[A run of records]
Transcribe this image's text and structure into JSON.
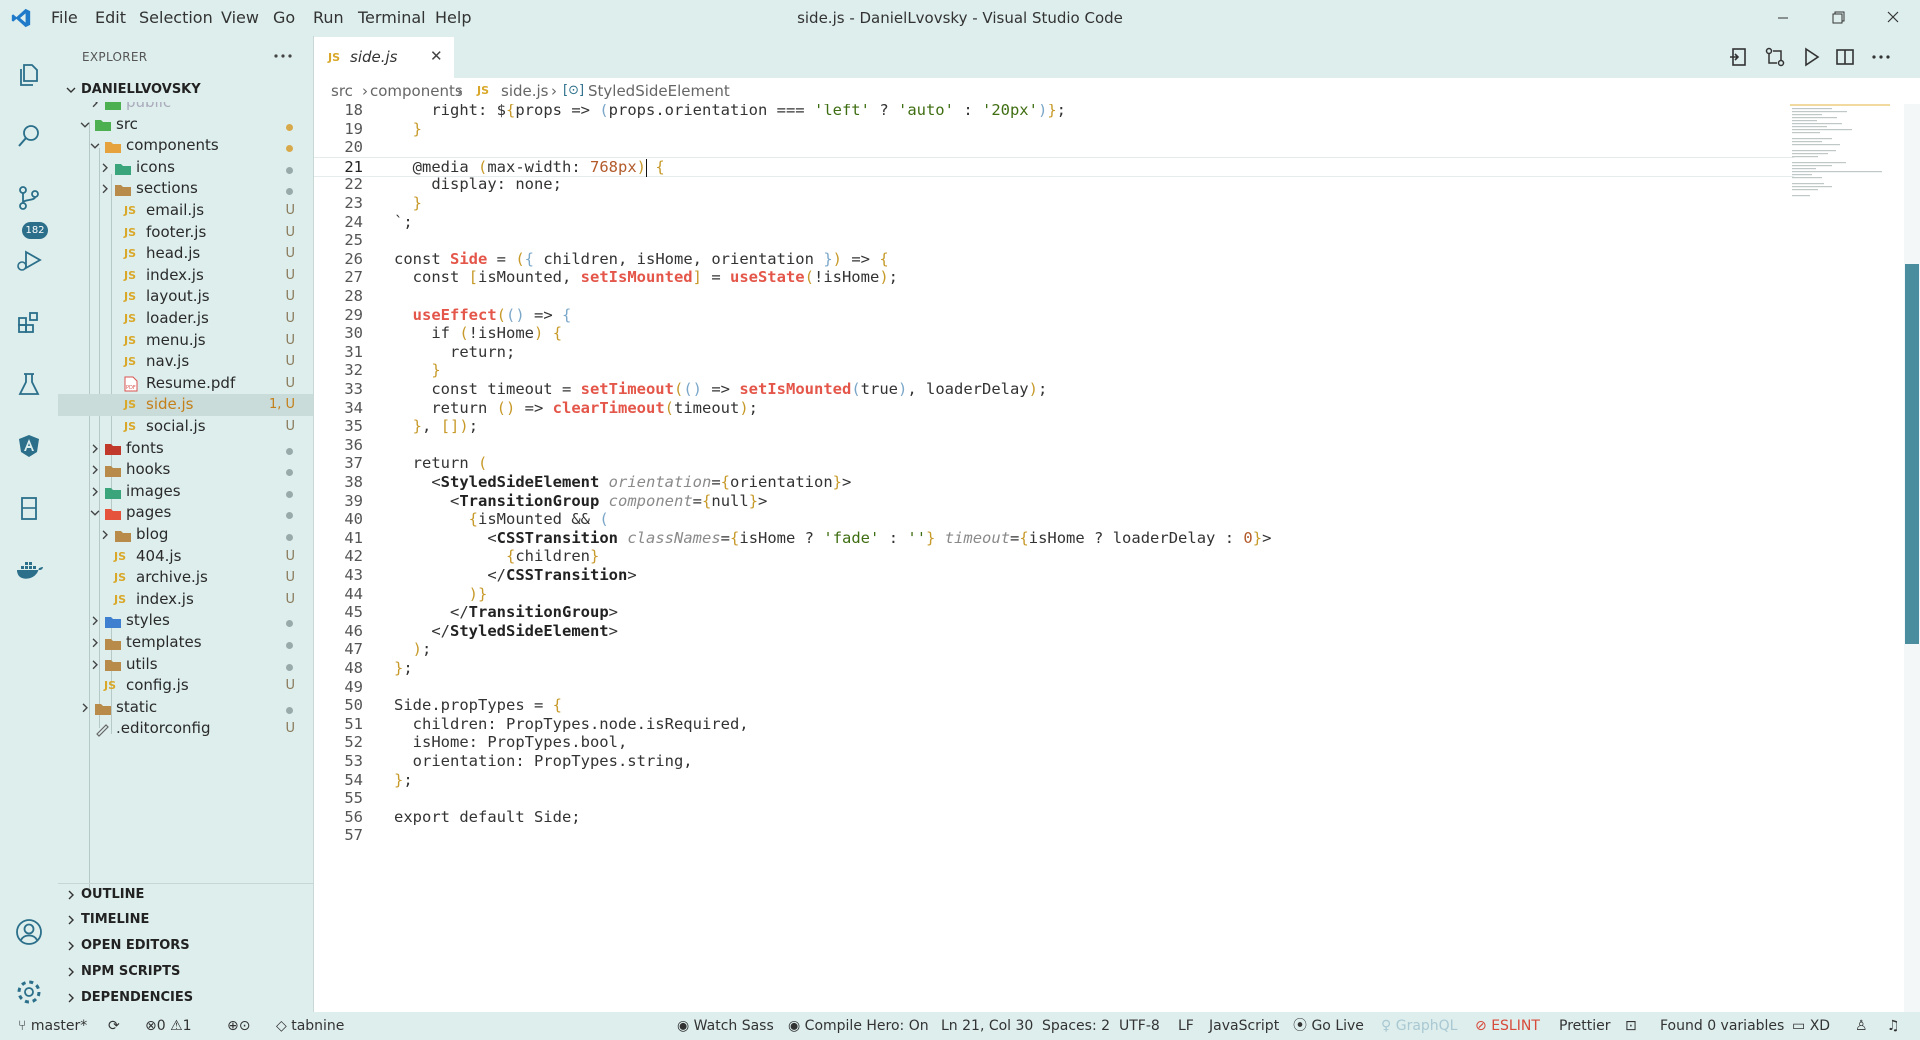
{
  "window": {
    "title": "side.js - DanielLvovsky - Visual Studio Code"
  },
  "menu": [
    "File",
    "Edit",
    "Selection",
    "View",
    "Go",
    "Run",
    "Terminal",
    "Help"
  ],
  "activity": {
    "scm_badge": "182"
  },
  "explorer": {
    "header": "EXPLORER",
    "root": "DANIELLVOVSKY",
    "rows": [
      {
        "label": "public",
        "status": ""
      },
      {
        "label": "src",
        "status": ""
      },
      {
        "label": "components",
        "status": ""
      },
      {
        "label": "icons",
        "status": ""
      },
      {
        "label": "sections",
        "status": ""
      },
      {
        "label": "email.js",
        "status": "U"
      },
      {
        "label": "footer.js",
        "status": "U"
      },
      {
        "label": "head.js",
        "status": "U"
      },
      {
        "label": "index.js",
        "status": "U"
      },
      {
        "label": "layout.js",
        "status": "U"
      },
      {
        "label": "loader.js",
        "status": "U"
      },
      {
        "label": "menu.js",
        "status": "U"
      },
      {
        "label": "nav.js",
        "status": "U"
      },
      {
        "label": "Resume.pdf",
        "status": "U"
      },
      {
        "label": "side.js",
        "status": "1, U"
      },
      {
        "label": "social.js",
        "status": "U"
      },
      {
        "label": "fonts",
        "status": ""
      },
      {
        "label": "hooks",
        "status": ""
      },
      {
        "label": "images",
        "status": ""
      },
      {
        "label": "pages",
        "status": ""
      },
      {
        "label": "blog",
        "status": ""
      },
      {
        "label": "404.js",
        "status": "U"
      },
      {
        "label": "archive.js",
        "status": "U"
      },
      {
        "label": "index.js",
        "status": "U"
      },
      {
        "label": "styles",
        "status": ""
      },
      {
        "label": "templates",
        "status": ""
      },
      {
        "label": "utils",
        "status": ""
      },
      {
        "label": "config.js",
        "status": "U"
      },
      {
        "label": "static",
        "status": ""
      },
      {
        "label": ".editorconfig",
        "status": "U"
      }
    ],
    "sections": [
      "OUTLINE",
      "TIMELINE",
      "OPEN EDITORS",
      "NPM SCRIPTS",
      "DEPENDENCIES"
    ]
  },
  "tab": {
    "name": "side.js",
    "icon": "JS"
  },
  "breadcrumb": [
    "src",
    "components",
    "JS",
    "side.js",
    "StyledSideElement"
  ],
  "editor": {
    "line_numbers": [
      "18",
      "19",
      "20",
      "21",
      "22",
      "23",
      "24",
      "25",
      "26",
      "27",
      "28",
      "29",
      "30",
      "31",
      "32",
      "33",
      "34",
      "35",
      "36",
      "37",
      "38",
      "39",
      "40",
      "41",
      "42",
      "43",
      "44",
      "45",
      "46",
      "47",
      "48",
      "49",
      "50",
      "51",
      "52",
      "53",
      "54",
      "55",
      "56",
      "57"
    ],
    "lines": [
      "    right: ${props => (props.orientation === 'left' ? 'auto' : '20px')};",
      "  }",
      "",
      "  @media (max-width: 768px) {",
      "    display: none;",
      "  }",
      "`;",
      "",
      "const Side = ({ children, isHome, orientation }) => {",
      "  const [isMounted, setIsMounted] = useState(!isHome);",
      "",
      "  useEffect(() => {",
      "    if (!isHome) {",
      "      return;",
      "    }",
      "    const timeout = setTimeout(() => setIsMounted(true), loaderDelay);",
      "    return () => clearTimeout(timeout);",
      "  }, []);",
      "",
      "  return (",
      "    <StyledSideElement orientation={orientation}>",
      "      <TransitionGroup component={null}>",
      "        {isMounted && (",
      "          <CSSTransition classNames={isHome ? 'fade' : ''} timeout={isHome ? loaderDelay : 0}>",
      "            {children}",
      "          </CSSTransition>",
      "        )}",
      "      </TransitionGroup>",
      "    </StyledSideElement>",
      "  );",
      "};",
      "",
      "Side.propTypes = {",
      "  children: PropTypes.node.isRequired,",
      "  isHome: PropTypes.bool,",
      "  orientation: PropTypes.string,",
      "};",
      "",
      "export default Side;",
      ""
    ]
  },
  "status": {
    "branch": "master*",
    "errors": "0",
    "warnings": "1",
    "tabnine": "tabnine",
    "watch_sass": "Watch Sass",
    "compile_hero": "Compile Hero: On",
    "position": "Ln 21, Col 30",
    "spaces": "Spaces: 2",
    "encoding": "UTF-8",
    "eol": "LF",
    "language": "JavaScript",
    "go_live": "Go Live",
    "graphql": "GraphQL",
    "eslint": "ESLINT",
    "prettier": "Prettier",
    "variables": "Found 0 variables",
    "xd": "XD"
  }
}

---

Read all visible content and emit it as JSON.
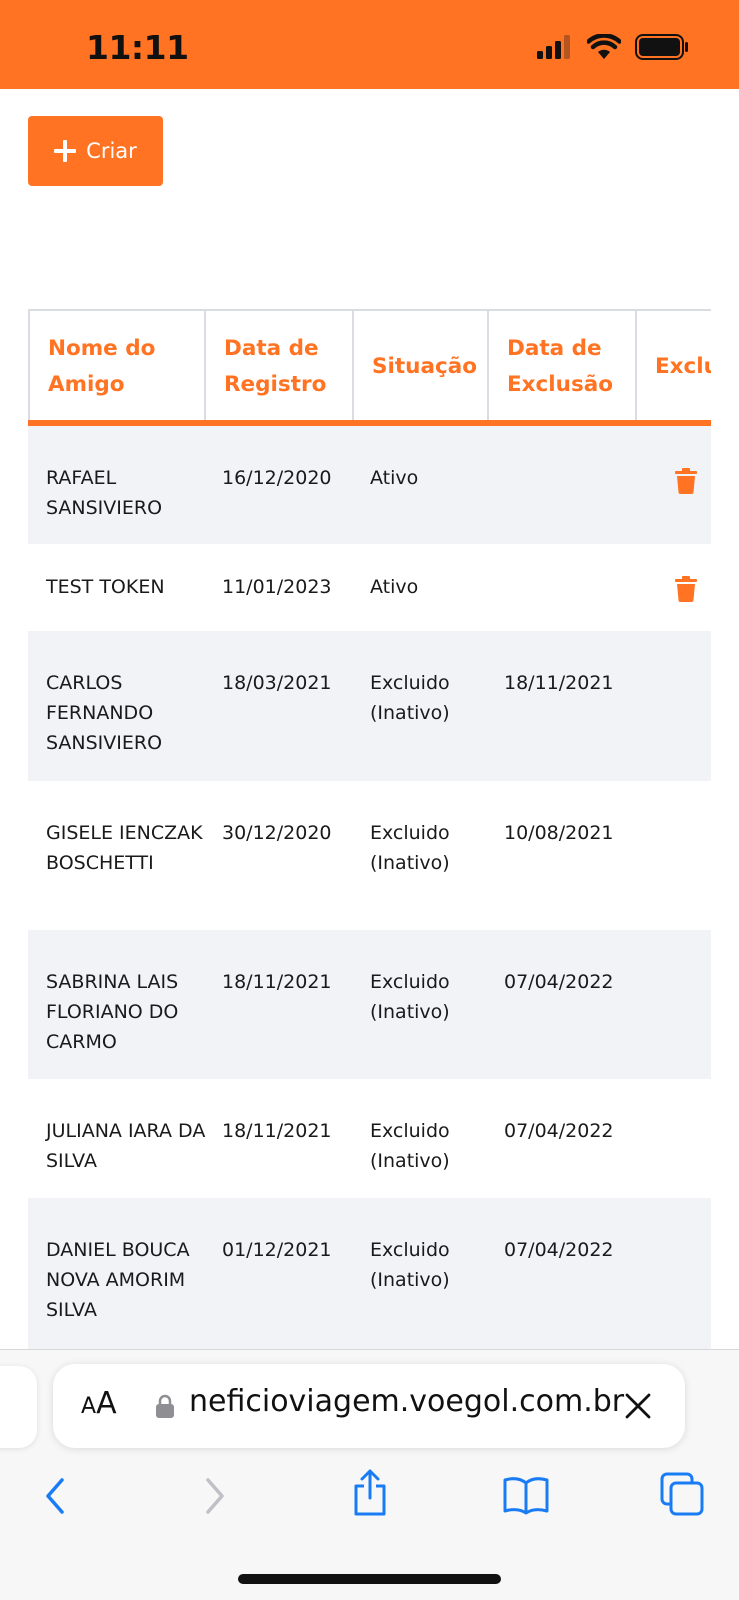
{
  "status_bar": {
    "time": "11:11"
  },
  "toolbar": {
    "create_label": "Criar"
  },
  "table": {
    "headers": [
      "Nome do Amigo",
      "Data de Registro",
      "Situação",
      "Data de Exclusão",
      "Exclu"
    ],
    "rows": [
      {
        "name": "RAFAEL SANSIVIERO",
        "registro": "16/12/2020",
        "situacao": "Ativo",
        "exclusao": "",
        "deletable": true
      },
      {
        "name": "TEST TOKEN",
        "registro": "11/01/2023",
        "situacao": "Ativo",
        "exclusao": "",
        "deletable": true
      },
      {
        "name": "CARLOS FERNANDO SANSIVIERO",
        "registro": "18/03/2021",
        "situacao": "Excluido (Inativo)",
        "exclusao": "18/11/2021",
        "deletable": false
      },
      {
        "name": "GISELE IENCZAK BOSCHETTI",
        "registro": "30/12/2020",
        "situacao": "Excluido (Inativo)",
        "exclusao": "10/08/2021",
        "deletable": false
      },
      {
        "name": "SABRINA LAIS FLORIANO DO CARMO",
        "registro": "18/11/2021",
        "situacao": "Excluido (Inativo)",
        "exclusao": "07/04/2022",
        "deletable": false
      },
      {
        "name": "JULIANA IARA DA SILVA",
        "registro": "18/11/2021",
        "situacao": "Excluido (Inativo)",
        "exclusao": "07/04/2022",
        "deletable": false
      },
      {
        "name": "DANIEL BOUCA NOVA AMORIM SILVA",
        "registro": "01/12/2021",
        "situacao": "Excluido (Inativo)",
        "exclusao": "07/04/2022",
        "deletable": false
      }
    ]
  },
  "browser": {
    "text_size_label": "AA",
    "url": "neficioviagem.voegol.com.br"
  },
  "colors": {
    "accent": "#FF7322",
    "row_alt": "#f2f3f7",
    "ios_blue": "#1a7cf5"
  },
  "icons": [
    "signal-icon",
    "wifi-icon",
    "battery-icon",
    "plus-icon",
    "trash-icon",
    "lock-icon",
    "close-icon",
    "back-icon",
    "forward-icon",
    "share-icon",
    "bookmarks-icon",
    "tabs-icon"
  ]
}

GIVEN EXERCISE -> Report only how many lines in the records contain the word "const".

ANSWER TO THE EXERCISE -> 3